**WORK TO COMPLETE:** Search the records for "panel". Copy every line where it appears.
▬▬▬▬▬▬▬▬▬▬
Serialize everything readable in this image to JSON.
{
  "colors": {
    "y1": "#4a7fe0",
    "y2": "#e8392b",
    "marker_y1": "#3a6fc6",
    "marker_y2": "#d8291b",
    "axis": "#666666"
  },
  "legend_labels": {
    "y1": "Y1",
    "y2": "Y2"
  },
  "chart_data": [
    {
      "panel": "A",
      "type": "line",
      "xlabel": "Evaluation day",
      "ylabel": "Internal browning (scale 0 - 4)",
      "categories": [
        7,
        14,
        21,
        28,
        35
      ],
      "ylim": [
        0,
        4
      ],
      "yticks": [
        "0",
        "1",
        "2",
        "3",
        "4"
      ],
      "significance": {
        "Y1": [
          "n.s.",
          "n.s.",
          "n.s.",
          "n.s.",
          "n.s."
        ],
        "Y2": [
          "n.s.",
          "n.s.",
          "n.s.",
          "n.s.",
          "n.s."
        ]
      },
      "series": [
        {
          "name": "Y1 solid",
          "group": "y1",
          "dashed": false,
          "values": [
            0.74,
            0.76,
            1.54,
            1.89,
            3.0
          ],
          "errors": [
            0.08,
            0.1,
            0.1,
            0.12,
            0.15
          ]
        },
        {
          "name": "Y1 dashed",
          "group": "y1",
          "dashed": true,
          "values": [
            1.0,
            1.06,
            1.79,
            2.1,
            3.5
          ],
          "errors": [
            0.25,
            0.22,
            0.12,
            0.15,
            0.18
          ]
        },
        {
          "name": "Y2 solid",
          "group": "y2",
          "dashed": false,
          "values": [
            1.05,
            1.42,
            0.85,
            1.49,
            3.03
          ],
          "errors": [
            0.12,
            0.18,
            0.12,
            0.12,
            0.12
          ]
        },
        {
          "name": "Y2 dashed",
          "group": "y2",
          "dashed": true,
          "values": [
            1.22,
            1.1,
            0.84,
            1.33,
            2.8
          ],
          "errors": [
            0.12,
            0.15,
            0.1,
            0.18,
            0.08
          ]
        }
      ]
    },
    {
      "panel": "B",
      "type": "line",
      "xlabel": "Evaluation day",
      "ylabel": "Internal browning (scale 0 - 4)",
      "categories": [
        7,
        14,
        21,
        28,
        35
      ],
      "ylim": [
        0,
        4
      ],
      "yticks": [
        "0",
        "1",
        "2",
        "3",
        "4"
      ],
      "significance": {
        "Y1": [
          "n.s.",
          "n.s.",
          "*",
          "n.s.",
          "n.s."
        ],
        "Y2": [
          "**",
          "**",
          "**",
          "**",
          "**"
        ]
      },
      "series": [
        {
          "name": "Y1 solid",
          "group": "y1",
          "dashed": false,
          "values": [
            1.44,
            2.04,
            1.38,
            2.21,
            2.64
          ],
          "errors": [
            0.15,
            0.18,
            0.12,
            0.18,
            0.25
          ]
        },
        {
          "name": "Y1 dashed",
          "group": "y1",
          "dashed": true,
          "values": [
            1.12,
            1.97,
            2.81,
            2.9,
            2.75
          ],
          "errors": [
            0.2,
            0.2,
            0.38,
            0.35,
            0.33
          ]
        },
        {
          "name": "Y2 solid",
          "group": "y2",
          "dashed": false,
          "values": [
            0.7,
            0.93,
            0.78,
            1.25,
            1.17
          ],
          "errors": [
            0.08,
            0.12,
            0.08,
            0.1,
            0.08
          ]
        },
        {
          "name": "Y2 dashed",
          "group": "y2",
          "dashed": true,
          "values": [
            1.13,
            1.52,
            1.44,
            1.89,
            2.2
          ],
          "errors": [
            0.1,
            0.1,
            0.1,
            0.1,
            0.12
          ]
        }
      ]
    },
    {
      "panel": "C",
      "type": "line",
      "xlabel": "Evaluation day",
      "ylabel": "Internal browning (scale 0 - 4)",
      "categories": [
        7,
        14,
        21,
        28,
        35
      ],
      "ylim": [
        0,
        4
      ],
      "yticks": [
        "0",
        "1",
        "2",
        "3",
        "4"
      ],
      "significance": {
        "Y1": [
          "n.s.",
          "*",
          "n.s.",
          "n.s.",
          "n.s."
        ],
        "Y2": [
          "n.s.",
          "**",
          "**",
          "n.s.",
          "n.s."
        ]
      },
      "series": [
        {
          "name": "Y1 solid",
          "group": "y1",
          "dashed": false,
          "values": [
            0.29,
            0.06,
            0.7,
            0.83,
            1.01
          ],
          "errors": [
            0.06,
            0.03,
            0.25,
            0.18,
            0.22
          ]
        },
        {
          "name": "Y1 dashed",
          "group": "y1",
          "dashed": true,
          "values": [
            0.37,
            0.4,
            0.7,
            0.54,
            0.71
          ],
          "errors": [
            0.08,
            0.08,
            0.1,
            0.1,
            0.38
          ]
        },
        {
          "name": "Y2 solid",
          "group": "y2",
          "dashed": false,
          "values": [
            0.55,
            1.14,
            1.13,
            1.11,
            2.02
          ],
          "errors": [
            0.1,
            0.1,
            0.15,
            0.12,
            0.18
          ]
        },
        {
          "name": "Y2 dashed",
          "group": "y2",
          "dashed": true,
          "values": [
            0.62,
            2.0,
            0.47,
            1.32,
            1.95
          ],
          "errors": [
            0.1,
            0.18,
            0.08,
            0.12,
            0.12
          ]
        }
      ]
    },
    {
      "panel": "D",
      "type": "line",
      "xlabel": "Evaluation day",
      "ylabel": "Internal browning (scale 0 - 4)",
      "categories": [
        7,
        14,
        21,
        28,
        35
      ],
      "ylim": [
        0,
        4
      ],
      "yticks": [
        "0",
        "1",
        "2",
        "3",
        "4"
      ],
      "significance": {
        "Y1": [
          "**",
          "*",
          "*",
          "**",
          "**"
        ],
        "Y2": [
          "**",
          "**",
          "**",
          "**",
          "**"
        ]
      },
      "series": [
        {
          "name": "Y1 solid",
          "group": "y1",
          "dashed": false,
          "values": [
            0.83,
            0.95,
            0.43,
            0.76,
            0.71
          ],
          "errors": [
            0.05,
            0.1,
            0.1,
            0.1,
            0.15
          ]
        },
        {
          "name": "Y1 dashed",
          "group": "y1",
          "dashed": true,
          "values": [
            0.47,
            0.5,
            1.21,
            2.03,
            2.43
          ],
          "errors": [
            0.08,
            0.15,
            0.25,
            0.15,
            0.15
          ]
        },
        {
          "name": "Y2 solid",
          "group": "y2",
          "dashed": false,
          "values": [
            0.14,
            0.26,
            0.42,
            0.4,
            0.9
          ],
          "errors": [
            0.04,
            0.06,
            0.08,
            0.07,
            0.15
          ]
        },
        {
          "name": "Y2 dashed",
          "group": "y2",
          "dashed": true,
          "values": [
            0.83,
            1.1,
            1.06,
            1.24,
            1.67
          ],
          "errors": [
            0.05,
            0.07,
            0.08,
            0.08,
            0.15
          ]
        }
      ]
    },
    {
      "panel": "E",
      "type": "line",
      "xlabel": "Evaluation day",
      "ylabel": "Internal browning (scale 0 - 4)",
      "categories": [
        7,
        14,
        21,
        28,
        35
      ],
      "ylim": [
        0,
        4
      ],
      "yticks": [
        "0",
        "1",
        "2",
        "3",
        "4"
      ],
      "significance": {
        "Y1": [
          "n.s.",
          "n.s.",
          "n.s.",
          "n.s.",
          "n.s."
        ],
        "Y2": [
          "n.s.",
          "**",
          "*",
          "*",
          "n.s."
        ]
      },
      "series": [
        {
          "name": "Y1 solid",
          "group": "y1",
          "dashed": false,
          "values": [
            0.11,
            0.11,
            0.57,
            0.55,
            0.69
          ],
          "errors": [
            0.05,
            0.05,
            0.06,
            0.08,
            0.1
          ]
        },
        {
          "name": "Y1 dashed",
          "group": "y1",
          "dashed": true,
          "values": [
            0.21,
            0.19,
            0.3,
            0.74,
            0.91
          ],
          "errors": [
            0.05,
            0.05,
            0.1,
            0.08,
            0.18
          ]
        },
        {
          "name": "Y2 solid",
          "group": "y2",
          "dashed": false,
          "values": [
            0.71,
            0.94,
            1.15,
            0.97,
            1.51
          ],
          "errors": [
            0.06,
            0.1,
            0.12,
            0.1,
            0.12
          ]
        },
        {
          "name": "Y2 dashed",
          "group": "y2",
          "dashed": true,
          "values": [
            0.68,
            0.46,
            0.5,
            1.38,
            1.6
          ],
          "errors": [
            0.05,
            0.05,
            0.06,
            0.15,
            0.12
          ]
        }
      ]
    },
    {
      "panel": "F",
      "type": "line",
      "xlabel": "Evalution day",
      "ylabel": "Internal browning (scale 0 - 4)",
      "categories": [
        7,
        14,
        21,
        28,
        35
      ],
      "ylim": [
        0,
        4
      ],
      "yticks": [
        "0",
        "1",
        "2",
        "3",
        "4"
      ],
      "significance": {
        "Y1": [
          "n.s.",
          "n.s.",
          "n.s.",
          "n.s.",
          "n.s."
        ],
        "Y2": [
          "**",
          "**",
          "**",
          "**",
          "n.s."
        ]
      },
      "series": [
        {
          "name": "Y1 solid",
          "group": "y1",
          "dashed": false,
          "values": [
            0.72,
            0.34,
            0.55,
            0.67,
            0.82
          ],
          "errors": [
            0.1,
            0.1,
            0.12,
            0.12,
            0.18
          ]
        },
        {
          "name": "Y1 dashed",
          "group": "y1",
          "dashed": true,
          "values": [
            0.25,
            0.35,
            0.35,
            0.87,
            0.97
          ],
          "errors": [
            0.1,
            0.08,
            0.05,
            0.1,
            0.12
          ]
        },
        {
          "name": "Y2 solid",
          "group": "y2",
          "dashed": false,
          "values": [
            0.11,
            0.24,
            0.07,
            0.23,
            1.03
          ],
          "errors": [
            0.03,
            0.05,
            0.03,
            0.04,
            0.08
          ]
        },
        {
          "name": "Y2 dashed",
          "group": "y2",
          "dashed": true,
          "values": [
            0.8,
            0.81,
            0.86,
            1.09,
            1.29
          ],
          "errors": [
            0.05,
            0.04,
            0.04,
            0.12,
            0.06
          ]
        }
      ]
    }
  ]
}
▬▬▬▬▬▬▬▬▬▬
**RESULT OF THE TASK:**
      "panel": "A",
      "panel": "B",
      "panel": "C",
      "panel": "D",
      "panel": "E",
      "panel": "F",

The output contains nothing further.